## BEGIN Entries shown

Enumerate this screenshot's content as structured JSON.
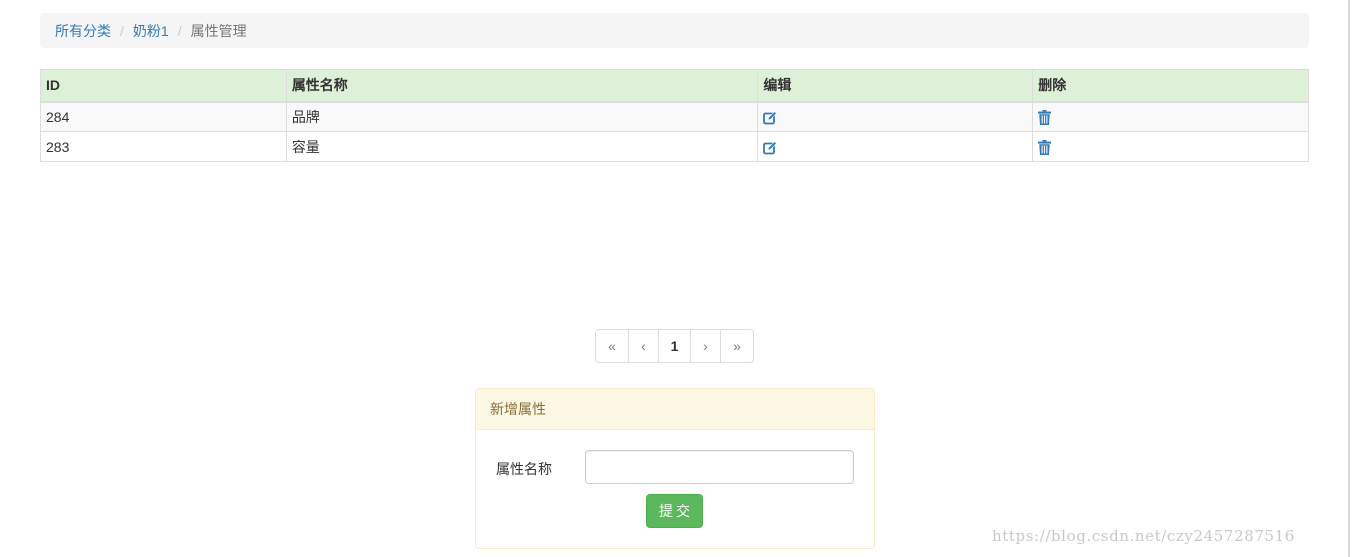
{
  "breadcrumb": {
    "items": [
      {
        "label": "所有分类"
      },
      {
        "label": "奶粉1"
      }
    ],
    "separator": "/",
    "active": "属性管理"
  },
  "table": {
    "headers": [
      "ID",
      "属性名称",
      "编辑",
      "删除"
    ],
    "header_bg": "#dff0d8",
    "rows": [
      {
        "id": "284",
        "name": "品牌",
        "edit_icon": "edit-icon",
        "delete_icon": "trash-icon"
      },
      {
        "id": "283",
        "name": "容量",
        "edit_icon": "edit-icon",
        "delete_icon": "trash-icon"
      }
    ]
  },
  "pagination": {
    "first": "«",
    "prev": "‹",
    "current": "1",
    "next": "›",
    "last": "»"
  },
  "add_panel": {
    "title": "新增属性",
    "field_label": "属性名称",
    "field_value": "",
    "submit_label": "提交"
  },
  "watermark": "https://blog.csdn.net/czy2457287516",
  "colors": {
    "link": "#337ab7",
    "panel_heading_bg": "#fcf8e3",
    "panel_border": "#faebcc",
    "submit_bg": "#5cb85c"
  }
}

## END Entries shown

To be done: Give an exact reproduction of every line, leaving out any picture.

Result for this task:
Enumerate this screenshot's content as structured JSON.
{
  "breadcrumb": {
    "items": [
      {
        "label": "所有分类"
      },
      {
        "label": "奶粉1"
      }
    ],
    "separator": "/",
    "active": "属性管理"
  },
  "table": {
    "headers": [
      "ID",
      "属性名称",
      "编辑",
      "删除"
    ],
    "header_bg": "#dff0d8",
    "rows": [
      {
        "id": "284",
        "name": "品牌",
        "edit_icon": "edit-icon",
        "delete_icon": "trash-icon"
      },
      {
        "id": "283",
        "name": "容量",
        "edit_icon": "edit-icon",
        "delete_icon": "trash-icon"
      }
    ]
  },
  "pagination": {
    "first": "«",
    "prev": "‹",
    "current": "1",
    "next": "›",
    "last": "»"
  },
  "add_panel": {
    "title": "新增属性",
    "field_label": "属性名称",
    "field_value": "",
    "submit_label": "提交"
  },
  "watermark": "https://blog.csdn.net/czy2457287516",
  "colors": {
    "link": "#337ab7",
    "panel_heading_bg": "#fcf8e3",
    "panel_border": "#faebcc",
    "submit_bg": "#5cb85c"
  }
}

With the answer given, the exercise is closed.